* 指示内容:
以下の記録を、1行につき1つの文字列とするJSON配列に整形してください。空行は含めないでください。

* 提供データ:

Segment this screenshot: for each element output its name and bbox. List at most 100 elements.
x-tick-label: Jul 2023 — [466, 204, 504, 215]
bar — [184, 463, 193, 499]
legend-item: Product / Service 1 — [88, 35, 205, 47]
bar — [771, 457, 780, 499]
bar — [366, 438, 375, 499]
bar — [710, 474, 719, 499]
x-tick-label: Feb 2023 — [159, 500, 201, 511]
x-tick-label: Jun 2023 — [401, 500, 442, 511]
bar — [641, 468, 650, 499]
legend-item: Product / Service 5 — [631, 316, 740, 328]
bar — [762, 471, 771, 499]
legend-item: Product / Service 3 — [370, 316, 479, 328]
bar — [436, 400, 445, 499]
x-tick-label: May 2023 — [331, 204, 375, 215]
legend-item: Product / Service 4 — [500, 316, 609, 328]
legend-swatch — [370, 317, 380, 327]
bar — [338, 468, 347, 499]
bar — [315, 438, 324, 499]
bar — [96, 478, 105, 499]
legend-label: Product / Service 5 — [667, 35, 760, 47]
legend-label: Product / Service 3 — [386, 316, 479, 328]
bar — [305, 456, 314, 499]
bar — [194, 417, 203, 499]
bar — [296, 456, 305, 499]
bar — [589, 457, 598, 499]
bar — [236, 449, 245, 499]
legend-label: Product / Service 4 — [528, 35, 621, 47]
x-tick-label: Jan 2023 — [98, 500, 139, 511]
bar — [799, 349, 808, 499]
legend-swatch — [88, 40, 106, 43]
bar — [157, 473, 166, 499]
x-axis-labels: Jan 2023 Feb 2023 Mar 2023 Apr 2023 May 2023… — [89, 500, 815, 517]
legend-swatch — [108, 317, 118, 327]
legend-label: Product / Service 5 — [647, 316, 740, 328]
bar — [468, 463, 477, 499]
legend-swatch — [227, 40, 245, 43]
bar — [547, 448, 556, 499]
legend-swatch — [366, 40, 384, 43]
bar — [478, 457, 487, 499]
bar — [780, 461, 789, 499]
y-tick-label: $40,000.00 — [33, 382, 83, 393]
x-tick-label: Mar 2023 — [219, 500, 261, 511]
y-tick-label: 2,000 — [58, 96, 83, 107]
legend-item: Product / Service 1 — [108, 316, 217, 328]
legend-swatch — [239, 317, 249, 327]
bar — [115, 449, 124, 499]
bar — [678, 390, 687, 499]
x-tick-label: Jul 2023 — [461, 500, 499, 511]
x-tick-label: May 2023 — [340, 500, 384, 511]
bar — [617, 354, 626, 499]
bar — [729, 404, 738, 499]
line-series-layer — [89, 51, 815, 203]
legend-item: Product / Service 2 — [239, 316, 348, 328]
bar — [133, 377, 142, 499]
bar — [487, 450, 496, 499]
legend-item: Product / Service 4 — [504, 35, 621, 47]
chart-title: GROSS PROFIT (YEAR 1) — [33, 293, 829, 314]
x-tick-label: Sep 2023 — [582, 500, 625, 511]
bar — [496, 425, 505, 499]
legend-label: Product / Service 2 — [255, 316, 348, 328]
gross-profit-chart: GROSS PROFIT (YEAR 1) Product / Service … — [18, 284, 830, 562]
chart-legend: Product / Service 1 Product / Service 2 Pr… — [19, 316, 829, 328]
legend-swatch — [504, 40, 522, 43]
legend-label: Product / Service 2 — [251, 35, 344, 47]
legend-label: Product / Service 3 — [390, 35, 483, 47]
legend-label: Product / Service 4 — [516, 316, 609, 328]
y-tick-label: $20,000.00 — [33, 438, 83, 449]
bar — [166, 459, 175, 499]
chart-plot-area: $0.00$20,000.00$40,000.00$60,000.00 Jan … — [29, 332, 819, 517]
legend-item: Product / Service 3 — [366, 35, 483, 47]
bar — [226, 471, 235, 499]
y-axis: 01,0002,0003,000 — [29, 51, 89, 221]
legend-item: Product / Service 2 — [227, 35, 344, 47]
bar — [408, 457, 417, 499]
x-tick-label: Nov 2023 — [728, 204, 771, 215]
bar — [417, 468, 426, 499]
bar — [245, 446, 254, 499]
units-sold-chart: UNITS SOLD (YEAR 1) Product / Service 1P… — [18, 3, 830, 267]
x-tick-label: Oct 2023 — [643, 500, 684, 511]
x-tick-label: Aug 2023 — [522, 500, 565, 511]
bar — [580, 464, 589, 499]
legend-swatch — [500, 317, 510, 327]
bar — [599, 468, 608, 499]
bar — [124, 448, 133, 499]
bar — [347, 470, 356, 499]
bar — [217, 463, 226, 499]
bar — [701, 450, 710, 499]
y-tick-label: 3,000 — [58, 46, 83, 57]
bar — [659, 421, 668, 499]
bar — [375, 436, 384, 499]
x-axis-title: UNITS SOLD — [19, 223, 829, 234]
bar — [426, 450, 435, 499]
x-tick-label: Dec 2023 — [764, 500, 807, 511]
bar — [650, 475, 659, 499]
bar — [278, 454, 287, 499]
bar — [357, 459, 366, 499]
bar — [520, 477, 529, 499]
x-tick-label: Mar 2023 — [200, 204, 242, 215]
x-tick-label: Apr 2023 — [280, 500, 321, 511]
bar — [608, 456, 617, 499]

* 実行結果:
[
  "Segment this screenshot: for each element output its name and bbox. List at most 100 elements.",
  "x-tick-label: Jul 2023 — [466, 204, 504, 215]",
  "bar — [184, 463, 193, 499]",
  "legend-item: Product / Service 1 — [88, 35, 205, 47]",
  "bar — [771, 457, 780, 499]",
  "bar — [366, 438, 375, 499]",
  "bar — [710, 474, 719, 499]",
  "x-tick-label: Feb 2023 — [159, 500, 201, 511]",
  "x-tick-label: Jun 2023 — [401, 500, 442, 511]",
  "bar — [641, 468, 650, 499]",
  "legend-item: Product / Service 5 — [631, 316, 740, 328]",
  "bar — [762, 471, 771, 499]",
  "legend-item: Product / Service 3 — [370, 316, 479, 328]",
  "bar — [436, 400, 445, 499]",
  "x-tick-label: May 2023 — [331, 204, 375, 215]",
  "legend-item: Product / Service 4 — [500, 316, 609, 328]",
  "legend-swatch — [370, 317, 380, 327]",
  "bar — [338, 468, 347, 499]",
  "bar — [315, 438, 324, 499]",
  "bar — [96, 478, 105, 499]",
  "legend-label: Product / Service 5 — [667, 35, 760, 47]",
  "legend-label: Product / Service 3 — [386, 316, 479, 328]",
  "bar — [305, 456, 314, 499]",
  "bar — [194, 417, 203, 499]",
  "bar — [296, 456, 305, 499]",
  "bar — [589, 457, 598, 499]",
  "bar — [236, 449, 245, 499]",
  "legend-label: Product / Service 4 — [528, 35, 621, 47]",
  "x-tick-label: Jan 2023 — [98, 500, 139, 511]",
  "bar — [799, 349, 808, 499]",
  "legend-swatch — [88, 40, 106, 43]",
  "bar — [157, 473, 166, 499]",
  "x-axis-labels: Jan 2023 Feb 2023 Mar 2023 Apr 2023 May 2023… — [89, 500, 815, 517]",
  "legend-swatch — [108, 317, 118, 327]",
  "legend-label: Product / Service 5 — [647, 316, 740, 328]",
  "bar — [468, 463, 477, 499]",
  "legend-swatch — [227, 40, 245, 43]",
  "bar — [547, 448, 556, 499]",
  "legend-swatch — [366, 40, 384, 43]",
  "bar — [478, 457, 487, 499]",
  "bar — [780, 461, 789, 499]",
  "y-tick-label: $40,000.00 — [33, 382, 83, 393]",
  "x-tick-label: Mar 2023 — [219, 500, 261, 511]",
  "y-tick-label: 2,000 — [58, 96, 83, 107]",
  "legend-item: Product / Service 1 — [108, 316, 217, 328]",
  "legend-swatch — [239, 317, 249, 327]",
  "bar — [115, 449, 124, 499]",
  "bar — [678, 390, 687, 499]",
  "x-tick-label: Jul 2023 — [461, 500, 499, 511]",
  "x-tick-label: May 2023 — [340, 500, 384, 511]",
  "bar — [617, 354, 626, 499]",
  "bar — [729, 404, 738, 499]",
  "line-series-layer — [89, 51, 815, 203]",
  "legend-item: Product / Service 2 — [239, 316, 348, 328]",
  "bar — [133, 377, 142, 499]",
  "bar — [487, 450, 496, 499]",
  "legend-item: Product / Service 4 — [504, 35, 621, 47]",
  "chart-title: GROSS PROFIT (YEAR 1) — [33, 293, 829, 314]",
  "x-tick-label: Sep 2023 — [582, 500, 625, 511]",
  "bar — [496, 425, 505, 499]",
  "legend-label: Product / Service 2 — [255, 316, 348, 328]",
  "gross-profit-chart: GROSS PROFIT (YEAR 1) Product / Service … — [18, 284, 830, 562]",
  "chart-legend: Product / Service 1 Product / Service 2 Pr… — [19, 316, 829, 328]",
  "legend-swatch — [504, 40, 522, 43]",
  "legend-label: Product / Service 2 — [251, 35, 344, 47]",
  "legend-label: Product / Service 3 — [390, 35, 483, 47]",
  "legend-label: Product / Service 4 — [516, 316, 609, 328]",
  "y-tick-label: $20,000.00 — [33, 438, 83, 449]",
  "bar — [166, 459, 175, 499]",
  "chart-plot-area: $0.00$20,000.00$40,000.00$60,000.00 Jan … — [29, 332, 819, 517]",
  "legend-item: Product / Service 3 — [366, 35, 483, 47]",
  "bar — [226, 471, 235, 499]",
  "y-axis: 01,0002,0003,000 — [29, 51, 89, 221]",
  "legend-item: Product / Service 2 — [227, 35, 344, 47]",
  "bar — [408, 457, 417, 499]",
  "x-tick-label: Nov 2023 — [728, 204, 771, 215]",
  "bar — [417, 468, 426, 499]",
  "bar — [245, 446, 254, 499]",
  "units-sold-chart: UNITS SOLD (YEAR 1) Product / Service 1P… — [18, 3, 830, 267]",
  "x-tick-label: Oct 2023 — [643, 500, 684, 511]",
  "x-tick-label: Aug 2023 — [522, 500, 565, 511]",
  "bar — [580, 464, 589, 499]",
  "legend-swatch — [500, 317, 510, 327]",
  "bar — [599, 468, 608, 499]",
  "bar — [124, 448, 133, 499]",
  "bar — [347, 470, 356, 499]",
  "bar — [217, 463, 226, 499]",
  "bar — [701, 450, 710, 499]",
  "y-tick-label: 3,000 — [58, 46, 83, 57]",
  "bar — [659, 421, 668, 499]",
  "bar — [375, 436, 384, 499]",
  "x-axis-title: UNITS SOLD — [19, 223, 829, 234]",
  "bar — [426, 450, 435, 499]",
  "x-tick-label: Dec 2023 — [764, 500, 807, 511]",
  "bar — [650, 475, 659, 499]",
  "bar — [278, 454, 287, 499]",
  "bar — [357, 459, 366, 499]",
  "bar — [520, 477, 529, 499]",
  "x-tick-label: Mar 2023 — [200, 204, 242, 215]",
  "x-tick-label: Apr 2023 — [280, 500, 321, 511]",
  "bar — [608, 456, 617, 499]"
]